(Dataset records)
+++

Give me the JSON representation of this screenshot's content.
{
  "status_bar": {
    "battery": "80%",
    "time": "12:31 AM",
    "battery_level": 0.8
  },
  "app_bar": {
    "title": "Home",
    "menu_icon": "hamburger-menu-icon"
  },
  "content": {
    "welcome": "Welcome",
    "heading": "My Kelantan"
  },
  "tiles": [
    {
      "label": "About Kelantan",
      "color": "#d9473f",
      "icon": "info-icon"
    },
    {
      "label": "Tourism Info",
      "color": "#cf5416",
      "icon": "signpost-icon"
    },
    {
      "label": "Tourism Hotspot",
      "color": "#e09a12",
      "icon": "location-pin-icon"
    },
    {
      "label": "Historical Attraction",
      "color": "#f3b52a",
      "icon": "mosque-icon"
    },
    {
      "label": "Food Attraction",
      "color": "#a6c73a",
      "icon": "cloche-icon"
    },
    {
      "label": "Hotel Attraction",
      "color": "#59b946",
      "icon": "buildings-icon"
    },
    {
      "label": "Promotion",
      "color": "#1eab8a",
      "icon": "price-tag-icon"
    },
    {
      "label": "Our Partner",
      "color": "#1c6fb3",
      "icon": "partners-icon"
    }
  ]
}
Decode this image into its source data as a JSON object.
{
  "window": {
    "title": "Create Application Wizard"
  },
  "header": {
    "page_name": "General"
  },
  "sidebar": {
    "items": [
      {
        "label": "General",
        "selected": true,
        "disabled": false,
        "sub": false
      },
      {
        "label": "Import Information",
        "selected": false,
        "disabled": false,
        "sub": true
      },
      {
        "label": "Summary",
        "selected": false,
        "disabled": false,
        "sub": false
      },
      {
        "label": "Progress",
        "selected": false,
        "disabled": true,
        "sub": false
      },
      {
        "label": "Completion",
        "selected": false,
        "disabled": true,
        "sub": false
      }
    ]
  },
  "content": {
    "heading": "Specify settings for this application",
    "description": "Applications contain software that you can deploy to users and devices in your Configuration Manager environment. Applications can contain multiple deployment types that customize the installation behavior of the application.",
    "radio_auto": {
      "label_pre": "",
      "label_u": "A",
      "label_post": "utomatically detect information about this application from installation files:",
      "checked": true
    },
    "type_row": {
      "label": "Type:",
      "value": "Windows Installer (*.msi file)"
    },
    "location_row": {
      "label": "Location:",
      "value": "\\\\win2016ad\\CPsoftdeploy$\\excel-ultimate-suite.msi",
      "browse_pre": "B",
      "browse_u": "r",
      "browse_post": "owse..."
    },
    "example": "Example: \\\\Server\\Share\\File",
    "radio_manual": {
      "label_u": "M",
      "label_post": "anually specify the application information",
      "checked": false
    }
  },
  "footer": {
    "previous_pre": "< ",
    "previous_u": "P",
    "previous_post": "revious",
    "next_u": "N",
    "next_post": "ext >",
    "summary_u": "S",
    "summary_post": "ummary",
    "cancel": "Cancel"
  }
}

+++

Each record above should be returned exactly as it appears.

Give me the JSON representation of this screenshot's content.
{
  "status_bar": {
    "battery": "80%",
    "time": "12:31 AM",
    "battery_level": 0.8
  },
  "app_bar": {
    "title": "Home",
    "menu_icon": "hamburger-menu-icon"
  },
  "content": {
    "welcome": "Welcome",
    "heading": "My Kelantan"
  },
  "tiles": [
    {
      "label": "About Kelantan",
      "color": "#d9473f",
      "icon": "info-icon"
    },
    {
      "label": "Tourism Info",
      "color": "#cf5416",
      "icon": "signpost-icon"
    },
    {
      "label": "Tourism Hotspot",
      "color": "#e09a12",
      "icon": "location-pin-icon"
    },
    {
      "label": "Historical Attraction",
      "color": "#f3b52a",
      "icon": "mosque-icon"
    },
    {
      "label": "Food Attraction",
      "color": "#a6c73a",
      "icon": "cloche-icon"
    },
    {
      "label": "Hotel Attraction",
      "color": "#59b946",
      "icon": "buildings-icon"
    },
    {
      "label": "Promotion",
      "color": "#1eab8a",
      "icon": "price-tag-icon"
    },
    {
      "label": "Our Partner",
      "color": "#1c6fb3",
      "icon": "partners-icon"
    }
  ]
}
Decode this image into its source data as a JSON object.
{
  "window": {
    "title": "Create Application Wizard"
  },
  "header": {
    "page_name": "General"
  },
  "sidebar": {
    "items": [
      {
        "label": "General",
        "selected": true,
        "disabled": false,
        "sub": false
      },
      {
        "label": "Import Information",
        "selected": false,
        "disabled": false,
        "sub": true
      },
      {
        "label": "Summary",
        "selected": false,
        "disabled": false,
        "sub": false
      },
      {
        "label": "Progress",
        "selected": false,
        "disabled": true,
        "sub": false
      },
      {
        "label": "Completion",
        "selected": false,
        "disabled": true,
        "sub": false
      }
    ]
  },
  "content": {
    "heading": "Specify settings for this application",
    "description": "Applications contain software that you can deploy to users and devices in your Configuration Manager environment. Applications can contain multiple deployment types that customize the installation behavior of the application.",
    "radio_auto": {
      "label_pre": "",
      "label_u": "A",
      "label_post": "utomatically detect information about this application from installation files:",
      "checked": true
    },
    "type_row": {
      "label": "Type:",
      "value": "Windows Installer (*.msi file)"
    },
    "location_row": {
      "label": "Location:",
      "value": "\\\\win2016ad\\CPsoftdeploy$\\excel-ultimate-suite.msi",
      "browse_pre": "B",
      "browse_u": "r",
      "browse_post": "owse..."
    },
    "example": "Example: \\\\Server\\Share\\File",
    "radio_manual": {
      "label_u": "M",
      "label_post": "anually specify the application information",
      "checked": false
    }
  },
  "footer": {
    "previous_pre": "< ",
    "previous_u": "P",
    "previous_post": "revious",
    "next_u": "N",
    "next_post": "ext >",
    "summary_u": "S",
    "summary_post": "ummary",
    "cancel": "Cancel"
  }
}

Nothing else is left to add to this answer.